**Given task**. Give the data a second time, exactly and in full.

start Extracted information

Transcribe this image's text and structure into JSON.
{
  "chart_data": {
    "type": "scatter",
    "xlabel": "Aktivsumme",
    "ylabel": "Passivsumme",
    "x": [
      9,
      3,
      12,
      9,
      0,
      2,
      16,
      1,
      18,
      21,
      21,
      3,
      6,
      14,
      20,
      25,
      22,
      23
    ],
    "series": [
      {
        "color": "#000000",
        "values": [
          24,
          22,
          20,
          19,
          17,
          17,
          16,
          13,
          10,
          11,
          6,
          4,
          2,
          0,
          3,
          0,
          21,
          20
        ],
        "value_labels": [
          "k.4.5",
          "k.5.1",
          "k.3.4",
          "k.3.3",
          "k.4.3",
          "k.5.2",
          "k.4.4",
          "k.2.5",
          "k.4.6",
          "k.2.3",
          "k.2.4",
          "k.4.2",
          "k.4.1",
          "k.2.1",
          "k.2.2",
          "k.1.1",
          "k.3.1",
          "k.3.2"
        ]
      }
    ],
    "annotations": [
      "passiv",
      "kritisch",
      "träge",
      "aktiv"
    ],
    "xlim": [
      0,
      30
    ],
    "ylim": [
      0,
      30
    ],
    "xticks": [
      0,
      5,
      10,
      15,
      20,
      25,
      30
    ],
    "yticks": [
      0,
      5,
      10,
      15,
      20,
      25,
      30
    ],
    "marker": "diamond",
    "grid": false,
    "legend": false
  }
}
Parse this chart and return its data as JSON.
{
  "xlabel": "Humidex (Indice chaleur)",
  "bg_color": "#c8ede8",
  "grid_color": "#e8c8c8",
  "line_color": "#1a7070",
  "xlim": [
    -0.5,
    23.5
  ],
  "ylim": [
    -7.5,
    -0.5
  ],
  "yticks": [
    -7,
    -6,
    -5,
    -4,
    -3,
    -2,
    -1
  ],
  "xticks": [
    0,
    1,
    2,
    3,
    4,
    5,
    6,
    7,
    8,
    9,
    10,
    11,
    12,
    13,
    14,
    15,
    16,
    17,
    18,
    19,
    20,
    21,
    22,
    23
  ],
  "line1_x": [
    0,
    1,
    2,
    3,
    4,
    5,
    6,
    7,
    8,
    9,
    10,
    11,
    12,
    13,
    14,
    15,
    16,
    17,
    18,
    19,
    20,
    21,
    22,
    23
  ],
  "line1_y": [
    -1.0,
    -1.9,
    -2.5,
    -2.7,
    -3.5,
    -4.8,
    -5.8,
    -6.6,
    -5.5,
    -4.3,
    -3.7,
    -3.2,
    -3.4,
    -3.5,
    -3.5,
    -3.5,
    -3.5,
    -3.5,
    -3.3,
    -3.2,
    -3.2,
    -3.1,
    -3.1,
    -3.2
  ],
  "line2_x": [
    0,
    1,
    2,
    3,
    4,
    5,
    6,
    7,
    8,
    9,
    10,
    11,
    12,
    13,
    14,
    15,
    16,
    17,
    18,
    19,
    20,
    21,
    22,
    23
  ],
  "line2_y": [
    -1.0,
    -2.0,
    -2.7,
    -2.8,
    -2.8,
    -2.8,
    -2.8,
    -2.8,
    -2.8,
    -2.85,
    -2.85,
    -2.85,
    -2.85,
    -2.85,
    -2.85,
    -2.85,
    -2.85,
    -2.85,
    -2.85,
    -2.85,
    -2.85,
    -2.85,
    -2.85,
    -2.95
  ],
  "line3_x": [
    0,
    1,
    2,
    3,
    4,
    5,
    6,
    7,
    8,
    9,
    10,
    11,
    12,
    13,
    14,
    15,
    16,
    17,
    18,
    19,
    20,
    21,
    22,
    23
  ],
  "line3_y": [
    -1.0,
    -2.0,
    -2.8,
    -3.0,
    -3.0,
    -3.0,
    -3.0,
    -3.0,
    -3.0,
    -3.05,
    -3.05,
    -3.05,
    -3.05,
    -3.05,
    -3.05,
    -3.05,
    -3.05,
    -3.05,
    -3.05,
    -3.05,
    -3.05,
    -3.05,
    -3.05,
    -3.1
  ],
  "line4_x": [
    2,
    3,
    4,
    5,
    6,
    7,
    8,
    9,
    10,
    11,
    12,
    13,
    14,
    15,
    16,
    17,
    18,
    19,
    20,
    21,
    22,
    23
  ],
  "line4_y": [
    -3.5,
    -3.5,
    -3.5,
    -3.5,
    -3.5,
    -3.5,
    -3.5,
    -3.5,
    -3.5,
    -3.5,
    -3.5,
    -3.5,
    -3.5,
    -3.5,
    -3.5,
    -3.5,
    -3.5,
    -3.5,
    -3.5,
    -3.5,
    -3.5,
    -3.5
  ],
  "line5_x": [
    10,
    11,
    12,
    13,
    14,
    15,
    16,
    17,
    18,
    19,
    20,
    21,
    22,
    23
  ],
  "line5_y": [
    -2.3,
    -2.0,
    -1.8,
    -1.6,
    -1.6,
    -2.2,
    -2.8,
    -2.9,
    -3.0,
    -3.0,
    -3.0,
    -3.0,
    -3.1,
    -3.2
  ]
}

end Extracted information

**Result for this task**.
Transcribe this image's text and structure into JSON.
{
  "chart_data": {
    "type": "scatter",
    "xlabel": "Aktivsumme",
    "ylabel": "Passivsumme",
    "x": [
      9,
      3,
      12,
      9,
      0,
      2,
      16,
      1,
      18,
      21,
      21,
      3,
      6,
      14,
      20,
      25,
      22,
      23
    ],
    "series": [
      {
        "color": "#000000",
        "values": [
          24,
          22,
          20,
          19,
          17,
          17,
          16,
          13,
          10,
          11,
          6,
          4,
          2,
          0,
          3,
          0,
          21,
          20
        ],
        "value_labels": [
          "k.4.5",
          "k.5.1",
          "k.3.4",
          "k.3.3",
          "k.4.3",
          "k.5.2",
          "k.4.4",
          "k.2.5",
          "k.4.6",
          "k.2.3",
          "k.2.4",
          "k.4.2",
          "k.4.1",
          "k.2.1",
          "k.2.2",
          "k.1.1",
          "k.3.1",
          "k.3.2"
        ]
      }
    ],
    "annotations": [
      "passiv",
      "kritisch",
      "träge",
      "aktiv"
    ],
    "xlim": [
      0,
      30
    ],
    "ylim": [
      0,
      30
    ],
    "xticks": [
      0,
      5,
      10,
      15,
      20,
      25,
      30
    ],
    "yticks": [
      0,
      5,
      10,
      15,
      20,
      25,
      30
    ],
    "marker": "diamond",
    "grid": false,
    "legend": false
  }
}
Parse this chart and return its data as JSON.
{
  "xlabel": "Humidex (Indice chaleur)",
  "bg_color": "#c8ede8",
  "grid_color": "#e8c8c8",
  "line_color": "#1a7070",
  "xlim": [
    -0.5,
    23.5
  ],
  "ylim": [
    -7.5,
    -0.5
  ],
  "yticks": [
    -7,
    -6,
    -5,
    -4,
    -3,
    -2,
    -1
  ],
  "xticks": [
    0,
    1,
    2,
    3,
    4,
    5,
    6,
    7,
    8,
    9,
    10,
    11,
    12,
    13,
    14,
    15,
    16,
    17,
    18,
    19,
    20,
    21,
    22,
    23
  ],
  "line1_x": [
    0,
    1,
    2,
    3,
    4,
    5,
    6,
    7,
    8,
    9,
    10,
    11,
    12,
    13,
    14,
    15,
    16,
    17,
    18,
    19,
    20,
    21,
    22,
    23
  ],
  "line1_y": [
    -1.0,
    -1.9,
    -2.5,
    -2.7,
    -3.5,
    -4.8,
    -5.8,
    -6.6,
    -5.5,
    -4.3,
    -3.7,
    -3.2,
    -3.4,
    -3.5,
    -3.5,
    -3.5,
    -3.5,
    -3.5,
    -3.3,
    -3.2,
    -3.2,
    -3.1,
    -3.1,
    -3.2
  ],
  "line2_x": [
    0,
    1,
    2,
    3,
    4,
    5,
    6,
    7,
    8,
    9,
    10,
    11,
    12,
    13,
    14,
    15,
    16,
    17,
    18,
    19,
    20,
    21,
    22,
    23
  ],
  "line2_y": [
    -1.0,
    -2.0,
    -2.7,
    -2.8,
    -2.8,
    -2.8,
    -2.8,
    -2.8,
    -2.8,
    -2.85,
    -2.85,
    -2.85,
    -2.85,
    -2.85,
    -2.85,
    -2.85,
    -2.85,
    -2.85,
    -2.85,
    -2.85,
    -2.85,
    -2.85,
    -2.85,
    -2.95
  ],
  "line3_x": [
    0,
    1,
    2,
    3,
    4,
    5,
    6,
    7,
    8,
    9,
    10,
    11,
    12,
    13,
    14,
    15,
    16,
    17,
    18,
    19,
    20,
    21,
    22,
    23
  ],
  "line3_y": [
    -1.0,
    -2.0,
    -2.8,
    -3.0,
    -3.0,
    -3.0,
    -3.0,
    -3.0,
    -3.0,
    -3.05,
    -3.05,
    -3.05,
    -3.05,
    -3.05,
    -3.05,
    -3.05,
    -3.05,
    -3.05,
    -3.05,
    -3.05,
    -3.05,
    -3.05,
    -3.05,
    -3.1
  ],
  "line4_x": [
    2,
    3,
    4,
    5,
    6,
    7,
    8,
    9,
    10,
    11,
    12,
    13,
    14,
    15,
    16,
    17,
    18,
    19,
    20,
    21,
    22,
    23
  ],
  "line4_y": [
    -3.5,
    -3.5,
    -3.5,
    -3.5,
    -3.5,
    -3.5,
    -3.5,
    -3.5,
    -3.5,
    -3.5,
    -3.5,
    -3.5,
    -3.5,
    -3.5,
    -3.5,
    -3.5,
    -3.5,
    -3.5,
    -3.5,
    -3.5,
    -3.5,
    -3.5
  ],
  "line5_x": [
    10,
    11,
    12,
    13,
    14,
    15,
    16,
    17,
    18,
    19,
    20,
    21,
    22,
    23
  ],
  "line5_y": [
    -2.3,
    -2.0,
    -1.8,
    -1.6,
    -1.6,
    -2.2,
    -2.8,
    -2.9,
    -3.0,
    -3.0,
    -3.0,
    -3.0,
    -3.1,
    -3.2
  ]
}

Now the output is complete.